| Aim |
Can all of these lines be returned exactly?

| Data for the task |
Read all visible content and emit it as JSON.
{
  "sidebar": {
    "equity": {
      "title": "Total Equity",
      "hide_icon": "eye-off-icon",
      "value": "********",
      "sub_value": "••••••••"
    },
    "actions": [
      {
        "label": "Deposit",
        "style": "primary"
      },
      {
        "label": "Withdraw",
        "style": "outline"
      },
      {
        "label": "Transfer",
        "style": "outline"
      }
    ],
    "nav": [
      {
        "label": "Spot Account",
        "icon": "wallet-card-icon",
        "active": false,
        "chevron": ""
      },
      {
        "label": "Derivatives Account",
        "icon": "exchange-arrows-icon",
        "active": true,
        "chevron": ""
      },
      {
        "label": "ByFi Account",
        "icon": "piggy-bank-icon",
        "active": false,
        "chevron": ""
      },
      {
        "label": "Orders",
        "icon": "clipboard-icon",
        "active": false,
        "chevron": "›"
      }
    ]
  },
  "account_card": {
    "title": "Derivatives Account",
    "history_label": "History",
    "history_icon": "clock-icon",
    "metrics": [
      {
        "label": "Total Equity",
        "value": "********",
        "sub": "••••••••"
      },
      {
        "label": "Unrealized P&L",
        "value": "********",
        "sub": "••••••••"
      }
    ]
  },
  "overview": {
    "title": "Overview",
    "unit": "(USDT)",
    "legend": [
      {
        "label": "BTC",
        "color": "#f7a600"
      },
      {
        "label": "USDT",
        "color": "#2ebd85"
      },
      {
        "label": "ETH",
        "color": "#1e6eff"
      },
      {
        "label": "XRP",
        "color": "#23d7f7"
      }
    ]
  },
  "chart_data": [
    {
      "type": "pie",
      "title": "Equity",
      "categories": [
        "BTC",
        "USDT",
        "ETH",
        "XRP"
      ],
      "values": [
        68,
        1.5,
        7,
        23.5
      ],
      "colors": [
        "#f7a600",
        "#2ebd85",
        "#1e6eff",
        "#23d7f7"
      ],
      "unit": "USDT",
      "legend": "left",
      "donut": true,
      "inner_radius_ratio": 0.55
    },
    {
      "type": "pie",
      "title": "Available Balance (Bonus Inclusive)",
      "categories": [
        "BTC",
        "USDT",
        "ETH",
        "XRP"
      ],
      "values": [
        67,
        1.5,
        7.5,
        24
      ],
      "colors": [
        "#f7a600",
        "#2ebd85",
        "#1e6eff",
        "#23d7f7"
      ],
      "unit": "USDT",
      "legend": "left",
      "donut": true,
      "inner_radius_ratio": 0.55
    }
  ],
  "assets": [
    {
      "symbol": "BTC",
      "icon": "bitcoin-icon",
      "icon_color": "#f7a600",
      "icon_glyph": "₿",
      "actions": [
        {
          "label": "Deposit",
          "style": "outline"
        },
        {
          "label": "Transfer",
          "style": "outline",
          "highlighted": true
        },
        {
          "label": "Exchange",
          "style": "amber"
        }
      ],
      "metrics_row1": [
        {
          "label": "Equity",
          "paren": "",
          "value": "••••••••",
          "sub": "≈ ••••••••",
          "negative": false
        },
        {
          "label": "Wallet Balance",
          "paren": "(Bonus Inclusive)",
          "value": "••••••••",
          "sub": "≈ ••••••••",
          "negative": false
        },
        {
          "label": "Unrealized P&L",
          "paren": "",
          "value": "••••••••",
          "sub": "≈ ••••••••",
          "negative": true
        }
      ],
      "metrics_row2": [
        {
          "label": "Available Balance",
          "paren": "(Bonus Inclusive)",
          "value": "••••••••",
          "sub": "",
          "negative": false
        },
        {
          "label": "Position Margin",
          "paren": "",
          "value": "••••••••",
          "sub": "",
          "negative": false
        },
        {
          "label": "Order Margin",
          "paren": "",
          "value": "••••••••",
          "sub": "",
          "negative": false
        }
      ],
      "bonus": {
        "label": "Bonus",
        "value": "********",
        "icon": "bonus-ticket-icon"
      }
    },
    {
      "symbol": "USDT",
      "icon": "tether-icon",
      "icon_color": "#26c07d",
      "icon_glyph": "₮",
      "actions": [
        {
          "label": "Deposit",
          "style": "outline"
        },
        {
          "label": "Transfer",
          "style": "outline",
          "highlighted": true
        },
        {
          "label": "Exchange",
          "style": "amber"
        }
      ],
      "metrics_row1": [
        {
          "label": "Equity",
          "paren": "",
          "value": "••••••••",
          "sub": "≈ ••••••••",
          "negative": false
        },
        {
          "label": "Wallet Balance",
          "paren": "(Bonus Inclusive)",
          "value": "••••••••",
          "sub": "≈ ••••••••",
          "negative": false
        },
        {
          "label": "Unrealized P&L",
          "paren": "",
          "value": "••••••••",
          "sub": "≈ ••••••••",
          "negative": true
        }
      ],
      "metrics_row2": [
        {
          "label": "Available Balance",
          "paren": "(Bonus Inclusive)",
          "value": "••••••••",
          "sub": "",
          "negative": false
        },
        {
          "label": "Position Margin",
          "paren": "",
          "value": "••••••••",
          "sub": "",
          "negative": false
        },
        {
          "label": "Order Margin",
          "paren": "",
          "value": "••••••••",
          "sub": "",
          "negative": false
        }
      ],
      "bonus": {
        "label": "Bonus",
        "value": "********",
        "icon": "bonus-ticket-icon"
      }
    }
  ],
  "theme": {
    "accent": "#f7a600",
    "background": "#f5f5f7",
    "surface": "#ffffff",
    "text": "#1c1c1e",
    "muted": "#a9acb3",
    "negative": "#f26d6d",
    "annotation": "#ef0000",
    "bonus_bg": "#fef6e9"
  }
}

| The result |
Read all visible content and emit it as JSON.
{
  "sidebar": {
    "equity": {
      "title": "Total Equity",
      "hide_icon": "eye-off-icon",
      "value": "********",
      "sub_value": "••••••••"
    },
    "actions": [
      {
        "label": "Deposit",
        "style": "primary"
      },
      {
        "label": "Withdraw",
        "style": "outline"
      },
      {
        "label": "Transfer",
        "style": "outline"
      }
    ],
    "nav": [
      {
        "label": "Spot Account",
        "icon": "wallet-card-icon",
        "active": false,
        "chevron": ""
      },
      {
        "label": "Derivatives Account",
        "icon": "exchange-arrows-icon",
        "active": true,
        "chevron": ""
      },
      {
        "label": "ByFi Account",
        "icon": "piggy-bank-icon",
        "active": false,
        "chevron": ""
      },
      {
        "label": "Orders",
        "icon": "clipboard-icon",
        "active": false,
        "chevron": "›"
      }
    ]
  },
  "account_card": {
    "title": "Derivatives Account",
    "history_label": "History",
    "history_icon": "clock-icon",
    "metrics": [
      {
        "label": "Total Equity",
        "value": "********",
        "sub": "••••••••"
      },
      {
        "label": "Unrealized P&L",
        "value": "********",
        "sub": "••••••••"
      }
    ]
  },
  "overview": {
    "title": "Overview",
    "unit": "(USDT)",
    "legend": [
      {
        "label": "BTC",
        "color": "#f7a600"
      },
      {
        "label": "USDT",
        "color": "#2ebd85"
      },
      {
        "label": "ETH",
        "color": "#1e6eff"
      },
      {
        "label": "XRP",
        "color": "#23d7f7"
      }
    ]
  },
  "chart_data": [
    {
      "type": "pie",
      "title": "Equity",
      "categories": [
        "BTC",
        "USDT",
        "ETH",
        "XRP"
      ],
      "values": [
        68,
        1.5,
        7,
        23.5
      ],
      "colors": [
        "#f7a600",
        "#2ebd85",
        "#1e6eff",
        "#23d7f7"
      ],
      "unit": "USDT",
      "legend": "left",
      "donut": true,
      "inner_radius_ratio": 0.55
    },
    {
      "type": "pie",
      "title": "Available Balance (Bonus Inclusive)",
      "categories": [
        "BTC",
        "USDT",
        "ETH",
        "XRP"
      ],
      "values": [
        67,
        1.5,
        7.5,
        24
      ],
      "colors": [
        "#f7a600",
        "#2ebd85",
        "#1e6eff",
        "#23d7f7"
      ],
      "unit": "USDT",
      "legend": "left",
      "donut": true,
      "inner_radius_ratio": 0.55
    }
  ],
  "assets": [
    {
      "symbol": "BTC",
      "icon": "bitcoin-icon",
      "icon_color": "#f7a600",
      "icon_glyph": "₿",
      "actions": [
        {
          "label": "Deposit",
          "style": "outline"
        },
        {
          "label": "Transfer",
          "style": "outline",
          "highlighted": true
        },
        {
          "label": "Exchange",
          "style": "amber"
        }
      ],
      "metrics_row1": [
        {
          "label": "Equity",
          "paren": "",
          "value": "••••••••",
          "sub": "≈ ••••••••",
          "negative": false
        },
        {
          "label": "Wallet Balance",
          "paren": "(Bonus Inclusive)",
          "value": "••••••••",
          "sub": "≈ ••••••••",
          "negative": false
        },
        {
          "label": "Unrealized P&L",
          "paren": "",
          "value": "••••••••",
          "sub": "≈ ••••••••",
          "negative": true
        }
      ],
      "metrics_row2": [
        {
          "label": "Available Balance",
          "paren": "(Bonus Inclusive)",
          "value": "••••••••",
          "sub": "",
          "negative": false
        },
        {
          "label": "Position Margin",
          "paren": "",
          "value": "••••••••",
          "sub": "",
          "negative": false
        },
        {
          "label": "Order Margin",
          "paren": "",
          "value": "••••••••",
          "sub": "",
          "negative": false
        }
      ],
      "bonus": {
        "label": "Bonus",
        "value": "********",
        "icon": "bonus-ticket-icon"
      }
    },
    {
      "symbol": "USDT",
      "icon": "tether-icon",
      "icon_color": "#26c07d",
      "icon_glyph": "₮",
      "actions": [
        {
          "label": "Deposit",
          "style": "outline"
        },
        {
          "label": "Transfer",
          "style": "outline",
          "highlighted": true
        },
        {
          "label": "Exchange",
          "style": "amber"
        }
      ],
      "metrics_row1": [
        {
          "label": "Equity",
          "paren": "",
          "value": "••••••••",
          "sub": "≈ ••••••••",
          "negative": false
        },
        {
          "label": "Wallet Balance",
          "paren": "(Bonus Inclusive)",
          "value": "••••••••",
          "sub": "≈ ••••••••",
          "negative": false
        },
        {
          "label": "Unrealized P&L",
          "paren": "",
          "value": "••••••••",
          "sub": "≈ ••••••••",
          "negative": true
        }
      ],
      "metrics_row2": [
        {
          "label": "Available Balance",
          "paren": "(Bonus Inclusive)",
          "value": "••••••••",
          "sub": "",
          "negative": false
        },
        {
          "label": "Position Margin",
          "paren": "",
          "value": "••••••••",
          "sub": "",
          "negative": false
        },
        {
          "label": "Order Margin",
          "paren": "",
          "value": "••••••••",
          "sub": "",
          "negative": false
        }
      ],
      "bonus": {
        "label": "Bonus",
        "value": "********",
        "icon": "bonus-ticket-icon"
      }
    }
  ],
  "theme": {
    "accent": "#f7a600",
    "background": "#f5f5f7",
    "surface": "#ffffff",
    "text": "#1c1c1e",
    "muted": "#a9acb3",
    "negative": "#f26d6d",
    "annotation": "#ef0000",
    "bonus_bg": "#fef6e9"
  }
}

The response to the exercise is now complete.